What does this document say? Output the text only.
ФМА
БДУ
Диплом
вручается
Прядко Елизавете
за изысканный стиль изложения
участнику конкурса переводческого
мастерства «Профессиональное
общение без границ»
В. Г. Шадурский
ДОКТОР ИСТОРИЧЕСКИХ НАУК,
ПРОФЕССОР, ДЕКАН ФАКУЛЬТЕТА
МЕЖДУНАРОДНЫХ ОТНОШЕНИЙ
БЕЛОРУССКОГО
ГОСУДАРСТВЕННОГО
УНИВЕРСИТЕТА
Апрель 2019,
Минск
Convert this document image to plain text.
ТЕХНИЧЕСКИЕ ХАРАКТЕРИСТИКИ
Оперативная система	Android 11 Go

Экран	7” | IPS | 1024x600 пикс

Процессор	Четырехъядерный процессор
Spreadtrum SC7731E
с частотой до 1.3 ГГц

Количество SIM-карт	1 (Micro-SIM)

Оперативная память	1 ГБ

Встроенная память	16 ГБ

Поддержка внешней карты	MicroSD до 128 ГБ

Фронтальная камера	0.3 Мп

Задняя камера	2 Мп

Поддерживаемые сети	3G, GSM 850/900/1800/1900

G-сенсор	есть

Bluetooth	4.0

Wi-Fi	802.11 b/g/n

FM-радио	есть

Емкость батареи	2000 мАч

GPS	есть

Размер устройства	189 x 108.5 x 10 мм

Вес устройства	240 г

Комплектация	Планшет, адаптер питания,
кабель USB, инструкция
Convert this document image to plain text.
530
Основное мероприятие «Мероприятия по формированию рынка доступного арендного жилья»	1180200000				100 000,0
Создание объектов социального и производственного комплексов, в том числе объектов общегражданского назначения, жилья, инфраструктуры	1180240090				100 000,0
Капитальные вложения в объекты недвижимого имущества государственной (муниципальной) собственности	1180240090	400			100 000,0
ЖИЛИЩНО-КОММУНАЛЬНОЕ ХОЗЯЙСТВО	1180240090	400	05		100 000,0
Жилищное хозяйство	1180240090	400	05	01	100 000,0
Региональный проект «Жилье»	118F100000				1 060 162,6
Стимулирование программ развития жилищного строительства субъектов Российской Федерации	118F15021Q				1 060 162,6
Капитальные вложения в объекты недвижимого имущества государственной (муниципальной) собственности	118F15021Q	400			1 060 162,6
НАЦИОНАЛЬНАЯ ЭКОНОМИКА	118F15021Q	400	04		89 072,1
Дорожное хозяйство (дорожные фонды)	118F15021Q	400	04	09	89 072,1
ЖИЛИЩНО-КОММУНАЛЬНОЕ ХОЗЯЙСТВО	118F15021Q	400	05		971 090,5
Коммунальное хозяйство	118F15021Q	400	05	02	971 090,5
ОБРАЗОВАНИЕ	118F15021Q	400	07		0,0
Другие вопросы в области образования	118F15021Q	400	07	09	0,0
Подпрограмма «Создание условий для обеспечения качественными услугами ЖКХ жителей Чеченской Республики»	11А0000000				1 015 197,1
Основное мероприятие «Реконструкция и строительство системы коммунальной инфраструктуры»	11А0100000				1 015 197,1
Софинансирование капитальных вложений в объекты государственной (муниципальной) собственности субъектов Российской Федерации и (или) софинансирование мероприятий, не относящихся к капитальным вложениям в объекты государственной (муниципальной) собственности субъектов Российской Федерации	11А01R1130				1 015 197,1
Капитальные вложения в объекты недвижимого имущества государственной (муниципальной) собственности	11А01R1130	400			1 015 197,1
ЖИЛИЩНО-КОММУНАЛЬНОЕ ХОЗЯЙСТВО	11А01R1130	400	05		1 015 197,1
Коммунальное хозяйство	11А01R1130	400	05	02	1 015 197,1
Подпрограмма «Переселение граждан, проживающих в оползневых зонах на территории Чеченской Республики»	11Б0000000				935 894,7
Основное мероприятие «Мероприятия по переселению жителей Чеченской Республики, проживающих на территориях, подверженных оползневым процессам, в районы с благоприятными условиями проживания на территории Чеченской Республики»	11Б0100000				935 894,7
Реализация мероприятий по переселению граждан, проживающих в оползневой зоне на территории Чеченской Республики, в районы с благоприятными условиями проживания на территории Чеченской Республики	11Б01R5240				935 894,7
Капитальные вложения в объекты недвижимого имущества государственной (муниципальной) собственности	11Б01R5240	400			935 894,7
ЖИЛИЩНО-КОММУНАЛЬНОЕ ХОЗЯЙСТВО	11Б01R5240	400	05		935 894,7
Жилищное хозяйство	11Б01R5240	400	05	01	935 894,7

┄┄┄┄┄┄┄┄┄┄┄┄┄┄┄┄┄┄┄┄

GIVEN TASK ->
Of all the lines in the listing above, how many include "недвижимого"? Write only the number.

WRITTEN REPLY ->
4